Set down all of the data exactly as it appears.

Data records:
[BEGIN]

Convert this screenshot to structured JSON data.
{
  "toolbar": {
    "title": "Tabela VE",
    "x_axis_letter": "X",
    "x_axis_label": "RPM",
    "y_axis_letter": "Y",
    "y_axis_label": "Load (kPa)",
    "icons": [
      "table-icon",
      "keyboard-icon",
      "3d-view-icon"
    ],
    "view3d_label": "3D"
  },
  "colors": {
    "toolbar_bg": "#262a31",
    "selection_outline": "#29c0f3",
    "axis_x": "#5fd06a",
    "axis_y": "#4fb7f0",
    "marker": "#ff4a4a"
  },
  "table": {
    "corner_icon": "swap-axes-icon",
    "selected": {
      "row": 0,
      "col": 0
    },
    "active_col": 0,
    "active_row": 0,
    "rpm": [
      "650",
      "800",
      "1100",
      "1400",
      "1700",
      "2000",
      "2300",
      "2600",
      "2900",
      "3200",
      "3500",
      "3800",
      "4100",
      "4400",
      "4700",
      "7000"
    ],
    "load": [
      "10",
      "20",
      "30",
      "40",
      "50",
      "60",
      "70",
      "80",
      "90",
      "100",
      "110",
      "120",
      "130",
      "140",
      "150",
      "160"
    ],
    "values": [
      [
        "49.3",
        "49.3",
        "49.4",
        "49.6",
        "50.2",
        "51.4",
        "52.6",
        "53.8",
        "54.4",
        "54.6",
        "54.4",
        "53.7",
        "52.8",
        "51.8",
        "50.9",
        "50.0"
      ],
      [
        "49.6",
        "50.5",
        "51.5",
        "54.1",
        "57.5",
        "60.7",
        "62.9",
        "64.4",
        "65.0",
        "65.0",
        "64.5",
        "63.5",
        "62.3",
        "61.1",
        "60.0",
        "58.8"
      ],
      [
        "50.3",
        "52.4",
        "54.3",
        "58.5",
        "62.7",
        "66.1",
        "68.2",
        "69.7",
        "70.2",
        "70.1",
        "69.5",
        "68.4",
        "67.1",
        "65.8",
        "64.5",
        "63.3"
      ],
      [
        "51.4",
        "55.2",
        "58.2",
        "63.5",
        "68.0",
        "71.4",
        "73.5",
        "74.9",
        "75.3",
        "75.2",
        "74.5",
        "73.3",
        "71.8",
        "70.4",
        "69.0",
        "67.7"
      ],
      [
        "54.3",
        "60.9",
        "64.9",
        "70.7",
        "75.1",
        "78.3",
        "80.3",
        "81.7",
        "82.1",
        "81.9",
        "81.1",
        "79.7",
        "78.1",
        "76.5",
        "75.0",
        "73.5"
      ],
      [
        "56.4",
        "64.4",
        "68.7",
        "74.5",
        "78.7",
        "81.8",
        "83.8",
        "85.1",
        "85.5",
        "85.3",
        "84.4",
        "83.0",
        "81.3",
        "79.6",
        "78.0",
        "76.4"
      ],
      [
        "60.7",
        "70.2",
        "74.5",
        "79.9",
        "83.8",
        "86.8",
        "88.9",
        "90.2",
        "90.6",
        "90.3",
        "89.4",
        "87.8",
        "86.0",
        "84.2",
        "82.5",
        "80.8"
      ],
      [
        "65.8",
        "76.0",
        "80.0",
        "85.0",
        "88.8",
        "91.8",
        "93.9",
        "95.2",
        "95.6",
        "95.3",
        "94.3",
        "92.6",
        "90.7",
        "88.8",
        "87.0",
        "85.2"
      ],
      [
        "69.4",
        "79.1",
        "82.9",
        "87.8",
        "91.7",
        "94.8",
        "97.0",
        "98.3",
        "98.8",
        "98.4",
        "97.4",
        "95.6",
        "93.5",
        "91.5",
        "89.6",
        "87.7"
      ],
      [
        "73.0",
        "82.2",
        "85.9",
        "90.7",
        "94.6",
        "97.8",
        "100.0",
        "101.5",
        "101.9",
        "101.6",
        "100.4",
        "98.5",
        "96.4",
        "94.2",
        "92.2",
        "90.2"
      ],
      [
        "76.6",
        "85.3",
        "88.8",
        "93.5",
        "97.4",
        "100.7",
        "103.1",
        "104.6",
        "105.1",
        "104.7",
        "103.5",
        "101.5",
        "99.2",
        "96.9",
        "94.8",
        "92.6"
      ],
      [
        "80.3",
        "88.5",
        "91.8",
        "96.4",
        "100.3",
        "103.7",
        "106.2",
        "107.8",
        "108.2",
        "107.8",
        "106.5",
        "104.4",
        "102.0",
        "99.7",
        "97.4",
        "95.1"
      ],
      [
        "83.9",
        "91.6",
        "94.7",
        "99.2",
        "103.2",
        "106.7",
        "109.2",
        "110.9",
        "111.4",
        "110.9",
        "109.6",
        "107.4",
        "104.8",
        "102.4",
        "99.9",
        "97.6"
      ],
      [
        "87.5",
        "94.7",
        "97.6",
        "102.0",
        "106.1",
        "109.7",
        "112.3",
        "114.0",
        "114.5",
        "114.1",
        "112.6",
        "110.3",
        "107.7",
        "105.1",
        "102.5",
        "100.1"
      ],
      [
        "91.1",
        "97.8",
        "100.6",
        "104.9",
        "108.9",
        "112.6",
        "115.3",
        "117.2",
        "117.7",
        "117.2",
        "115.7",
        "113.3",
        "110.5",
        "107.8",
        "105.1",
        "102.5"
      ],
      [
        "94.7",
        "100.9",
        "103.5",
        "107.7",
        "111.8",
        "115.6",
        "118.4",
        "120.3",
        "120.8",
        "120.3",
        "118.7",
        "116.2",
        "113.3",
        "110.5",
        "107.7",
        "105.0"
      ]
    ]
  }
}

[END]

CORRECT RESPONSE:
Convert this screenshot to structured JSON data.
{
  "toolbar": {
    "title": "Tabela VE",
    "x_axis_letter": "X",
    "x_axis_label": "RPM",
    "y_axis_letter": "Y",
    "y_axis_label": "Load (kPa)",
    "icons": [
      "table-icon",
      "keyboard-icon",
      "3d-view-icon"
    ],
    "view3d_label": "3D"
  },
  "colors": {
    "toolbar_bg": "#262a31",
    "selection_outline": "#29c0f3",
    "axis_x": "#5fd06a",
    "axis_y": "#4fb7f0",
    "marker": "#ff4a4a"
  },
  "table": {
    "corner_icon": "swap-axes-icon",
    "selected": {
      "row": 0,
      "col": 0
    },
    "active_col": 0,
    "active_row": 0,
    "rpm": [
      "650",
      "800",
      "1100",
      "1400",
      "1700",
      "2000",
      "2300",
      "2600",
      "2900",
      "3200",
      "3500",
      "3800",
      "4100",
      "4400",
      "4700",
      "7000"
    ],
    "load": [
      "10",
      "20",
      "30",
      "40",
      "50",
      "60",
      "70",
      "80",
      "90",
      "100",
      "110",
      "120",
      "130",
      "140",
      "150",
      "160"
    ],
    "values": [
      [
        "49.3",
        "49.3",
        "49.4",
        "49.6",
        "50.2",
        "51.4",
        "52.6",
        "53.8",
        "54.4",
        "54.6",
        "54.4",
        "53.7",
        "52.8",
        "51.8",
        "50.9",
        "50.0"
      ],
      [
        "49.6",
        "50.5",
        "51.5",
        "54.1",
        "57.5",
        "60.7",
        "62.9",
        "64.4",
        "65.0",
        "65.0",
        "64.5",
        "63.5",
        "62.3",
        "61.1",
        "60.0",
        "58.8"
      ],
      [
        "50.3",
        "52.4",
        "54.3",
        "58.5",
        "62.7",
        "66.1",
        "68.2",
        "69.7",
        "70.2",
        "70.1",
        "69.5",
        "68.4",
        "67.1",
        "65.8",
        "64.5",
        "63.3"
      ],
      [
        "51.4",
        "55.2",
        "58.2",
        "63.5",
        "68.0",
        "71.4",
        "73.5",
        "74.9",
        "75.3",
        "75.2",
        "74.5",
        "73.3",
        "71.8",
        "70.4",
        "69.0",
        "67.7"
      ],
      [
        "54.3",
        "60.9",
        "64.9",
        "70.7",
        "75.1",
        "78.3",
        "80.3",
        "81.7",
        "82.1",
        "81.9",
        "81.1",
        "79.7",
        "78.1",
        "76.5",
        "75.0",
        "73.5"
      ],
      [
        "56.4",
        "64.4",
        "68.7",
        "74.5",
        "78.7",
        "81.8",
        "83.8",
        "85.1",
        "85.5",
        "85.3",
        "84.4",
        "83.0",
        "81.3",
        "79.6",
        "78.0",
        "76.4"
      ],
      [
        "60.7",
        "70.2",
        "74.5",
        "79.9",
        "83.8",
        "86.8",
        "88.9",
        "90.2",
        "90.6",
        "90.3",
        "89.4",
        "87.8",
        "86.0",
        "84.2",
        "82.5",
        "80.8"
      ],
      [
        "65.8",
        "76.0",
        "80.0",
        "85.0",
        "88.8",
        "91.8",
        "93.9",
        "95.2",
        "95.6",
        "95.3",
        "94.3",
        "92.6",
        "90.7",
        "88.8",
        "87.0",
        "85.2"
      ],
      [
        "69.4",
        "79.1",
        "82.9",
        "87.8",
        "91.7",
        "94.8",
        "97.0",
        "98.3",
        "98.8",
        "98.4",
        "97.4",
        "95.6",
        "93.5",
        "91.5",
        "89.6",
        "87.7"
      ],
      [
        "73.0",
        "82.2",
        "85.9",
        "90.7",
        "94.6",
        "97.8",
        "100.0",
        "101.5",
        "101.9",
        "101.6",
        "100.4",
        "98.5",
        "96.4",
        "94.2",
        "92.2",
        "90.2"
      ],
      [
        "76.6",
        "85.3",
        "88.8",
        "93.5",
        "97.4",
        "100.7",
        "103.1",
        "104.6",
        "105.1",
        "104.7",
        "103.5",
        "101.5",
        "99.2",
        "96.9",
        "94.8",
        "92.6"
      ],
      [
        "80.3",
        "88.5",
        "91.8",
        "96.4",
        "100.3",
        "103.7",
        "106.2",
        "107.8",
        "108.2",
        "107.8",
        "106.5",
        "104.4",
        "102.0",
        "99.7",
        "97.4",
        "95.1"
      ],
      [
        "83.9",
        "91.6",
        "94.7",
        "99.2",
        "103.2",
        "106.7",
        "109.2",
        "110.9",
        "111.4",
        "110.9",
        "109.6",
        "107.4",
        "104.8",
        "102.4",
        "99.9",
        "97.6"
      ],
      [
        "87.5",
        "94.7",
        "97.6",
        "102.0",
        "106.1",
        "109.7",
        "112.3",
        "114.0",
        "114.5",
        "114.1",
        "112.6",
        "110.3",
        "107.7",
        "105.1",
        "102.5",
        "100.1"
      ],
      [
        "91.1",
        "97.8",
        "100.6",
        "104.9",
        "108.9",
        "112.6",
        "115.3",
        "117.2",
        "117.7",
        "117.2",
        "115.7",
        "113.3",
        "110.5",
        "107.8",
        "105.1",
        "102.5"
      ],
      [
        "94.7",
        "100.9",
        "103.5",
        "107.7",
        "111.8",
        "115.6",
        "118.4",
        "120.3",
        "120.8",
        "120.3",
        "118.7",
        "116.2",
        "113.3",
        "110.5",
        "107.7",
        "105.0"
      ]
    ]
  }
}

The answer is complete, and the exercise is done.